DATA IN THIS EXERCISE:

#####

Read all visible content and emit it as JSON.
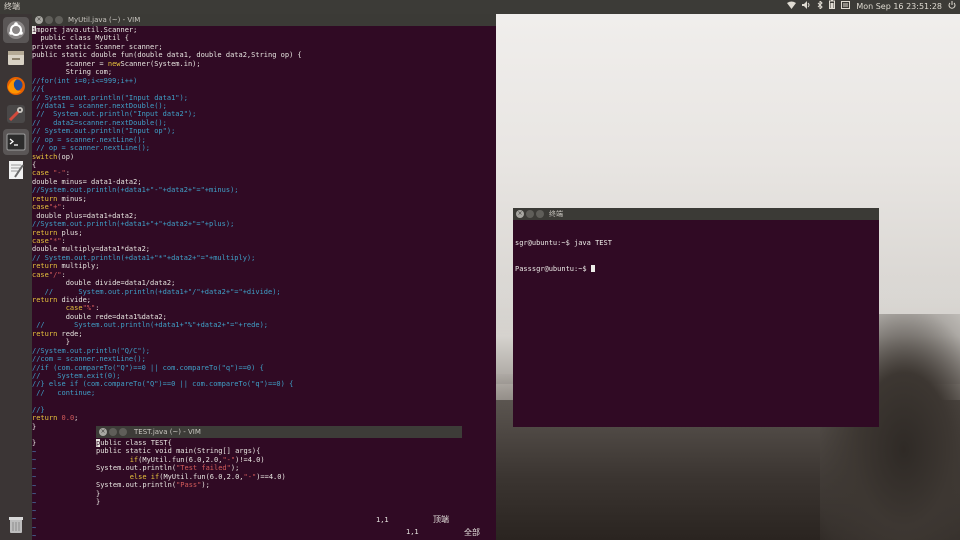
{
  "top_panel": {
    "app_title": "终端",
    "datetime": "Mon Sep 16 23:51:28",
    "icons": [
      "network-icon",
      "volume-icon",
      "bluetooth-icon",
      "battery-icon",
      "input-method-icon",
      "power-icon"
    ]
  },
  "launcher": {
    "items": [
      "ubuntu-dash-icon",
      "files-icon",
      "firefox-icon",
      "settings-icon",
      "terminal-icon",
      "text-editor-icon",
      "trash-icon"
    ]
  },
  "vim_main": {
    "title": "MyUtil.java (~) - VIM",
    "lines": [
      [
        [
          "kw",
          "i"
        ],
        [
          "",
          "mport java.util.Scanner;"
        ]
      ],
      [
        [
          "",
          "  public class MyUtil {"
        ]
      ],
      [
        [
          "",
          "private static Scanner scanner;"
        ]
      ],
      [
        [
          "",
          "public static double fun(double data1, double data2,String op) {"
        ]
      ],
      [
        [
          "",
          "        scanner = "
        ],
        [
          "kw",
          "new"
        ],
        [
          "",
          "Scanner(System.in);"
        ]
      ],
      [
        [
          "",
          "        String com;"
        ]
      ],
      [
        [
          "c",
          "//for(int i=0;i<=999;i++)"
        ]
      ],
      [
        [
          "c",
          "//{"
        ]
      ],
      [
        [
          "c",
          "// System.out.println(\"Input data1\");"
        ]
      ],
      [
        [
          "c",
          " //data1 = scanner.nextDouble();"
        ]
      ],
      [
        [
          "c",
          " //  System.out.println(\"Input data2\");"
        ]
      ],
      [
        [
          "c",
          "//   data2=scanner.nextDouble();"
        ]
      ],
      [
        [
          "c",
          "// System.out.println(\"Input op\");"
        ]
      ],
      [
        [
          "c",
          "// op = scanner.nextLine();"
        ]
      ],
      [
        [
          "c",
          " // op = scanner.nextLine();"
        ]
      ],
      [
        [
          "kw",
          "switch"
        ],
        [
          "",
          "(op)"
        ]
      ],
      [
        [
          "",
          "{"
        ]
      ],
      [
        [
          "kw",
          "case"
        ],
        [
          "s",
          " \"-\""
        ],
        [
          "",
          ":"
        ]
      ],
      [
        [
          "",
          "double minus= data1-data2;"
        ]
      ],
      [
        [
          "c",
          "//System.out.println(+data1+\"-\"+data2+\"=\"+minus);"
        ]
      ],
      [
        [
          "kw",
          "return"
        ],
        [
          "",
          " minus;"
        ]
      ],
      [
        [
          "kw",
          "case"
        ],
        [
          "s",
          "\"+\""
        ],
        [
          "",
          ":"
        ]
      ],
      [
        [
          "",
          " double plus=data1+data2;"
        ]
      ],
      [
        [
          "c",
          "//System.out.println(+data1+\"+\"+data2+\"=\"+plus);"
        ]
      ],
      [
        [
          "kw",
          "return"
        ],
        [
          "",
          " plus;"
        ]
      ],
      [
        [
          "kw",
          "case"
        ],
        [
          "s",
          "\"*\""
        ],
        [
          "",
          ":"
        ]
      ],
      [
        [
          "",
          "double multiply=data1*data2;"
        ]
      ],
      [
        [
          "c",
          "// System.out.println(+data1+\"*\"+data2+\"=\"+multiply);"
        ]
      ],
      [
        [
          "kw",
          "return"
        ],
        [
          "",
          " multiply;"
        ]
      ],
      [
        [
          "kw",
          "case"
        ],
        [
          "s",
          "\"/\""
        ],
        [
          "",
          ":"
        ]
      ],
      [
        [
          "",
          "        double divide=data1/data2;"
        ]
      ],
      [
        [
          "c",
          "   //      System.out.println(+data1+\"/\"+data2+\"=\"+divide);"
        ]
      ],
      [
        [
          "kw",
          "return"
        ],
        [
          "",
          " divide;"
        ]
      ],
      [
        [
          "",
          "        "
        ],
        [
          "kw",
          "case"
        ],
        [
          "s",
          "\"%\""
        ],
        [
          "",
          ":"
        ]
      ],
      [
        [
          "",
          "        double rede=data1%data2;"
        ]
      ],
      [
        [
          "c",
          " //       System.out.println(+data1+\"%\"+data2+\"=\"+rede);"
        ]
      ],
      [
        [
          "kw",
          "return"
        ],
        [
          "",
          " rede;"
        ]
      ],
      [
        [
          "",
          "        }"
        ]
      ],
      [
        [
          "c",
          "//System.out.println(\"Q/C\");"
        ]
      ],
      [
        [
          "c",
          "//com = scanner.nextLine();"
        ]
      ],
      [
        [
          "c",
          "//if (com.compareTo(\"Q\")==0 || com.compareTo(\"q\")==0) {"
        ]
      ],
      [
        [
          "c",
          "//    System.exit(0);"
        ]
      ],
      [
        [
          "c",
          "//} else if (com.compareTo(\"Q\")==0 || com.compareTo(\"q\")==0) {"
        ]
      ],
      [
        [
          "c",
          " //   continue;"
        ]
      ],
      [
        [
          "",
          ""
        ]
      ],
      [
        [
          "c",
          "//}"
        ]
      ],
      [
        [
          "kw",
          "return"
        ],
        [
          "n",
          " 0.0"
        ],
        [
          "",
          ";"
        ]
      ],
      [
        [
          "",
          "}"
        ]
      ],
      [
        [
          "",
          ""
        ]
      ],
      [
        [
          "",
          "}"
        ]
      ],
      [
        [
          "t",
          "~"
        ]
      ],
      [
        [
          "t",
          "~"
        ]
      ],
      [
        [
          "t",
          "~"
        ]
      ],
      [
        [
          "t",
          "~"
        ]
      ],
      [
        [
          "t",
          "~"
        ]
      ],
      [
        [
          "t",
          "~"
        ]
      ],
      [
        [
          "t",
          "~"
        ]
      ],
      [
        [
          "t",
          "~"
        ]
      ],
      [
        [
          "t",
          "~"
        ]
      ],
      [
        [
          "t",
          "~"
        ]
      ],
      [
        [
          "t",
          "~"
        ]
      ],
      [
        [
          "t",
          "~"
        ]
      ]
    ],
    "position": "1,1",
    "scroll": "全部"
  },
  "vim_test": {
    "title": "TEST.java (~) - VIM",
    "lines": [
      [
        [
          "kw",
          "p"
        ],
        [
          "",
          "ublic class TEST{"
        ]
      ],
      [
        [
          "",
          "public static void main(String[] args){"
        ]
      ],
      [
        [
          "",
          "        "
        ],
        [
          "kw",
          "if"
        ],
        [
          "",
          "(MyUtil.fun(6.0,2.0,"
        ],
        [
          "s",
          "\"-\""
        ],
        [
          "",
          ")!=4.0)"
        ]
      ],
      [
        [
          "",
          "System.out.println("
        ],
        [
          "s",
          "\"Test failed\""
        ],
        [
          "",
          ");"
        ]
      ],
      [
        [
          "",
          "        "
        ],
        [
          "kw",
          "else if"
        ],
        [
          "",
          "(MyUtil.fun(6.0,2.0,"
        ],
        [
          "s",
          "\"-\""
        ],
        [
          "",
          ")==4.0)"
        ]
      ],
      [
        [
          "",
          "System.out.println("
        ],
        [
          "s",
          "\"Pass\""
        ],
        [
          "",
          ");"
        ]
      ],
      [
        [
          "",
          "}"
        ]
      ],
      [
        [
          "",
          "}"
        ]
      ]
    ],
    "position": "1,1",
    "scroll": "顶端"
  },
  "terminal": {
    "title": "终端",
    "lines": [
      "sgr@ubuntu:~$ java TEST",
      "Passsgr@ubuntu:~$ "
    ]
  }
}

#####

WHAT YOU ARE ASKED TO DO:
Search the records for the word "else". Copy every line that has it.

EXERCISE SOLUTION:
          "//} else if (com.compareTo(\"Q\")==0 || com.compareTo(\"q\")==0) {"
          "else if"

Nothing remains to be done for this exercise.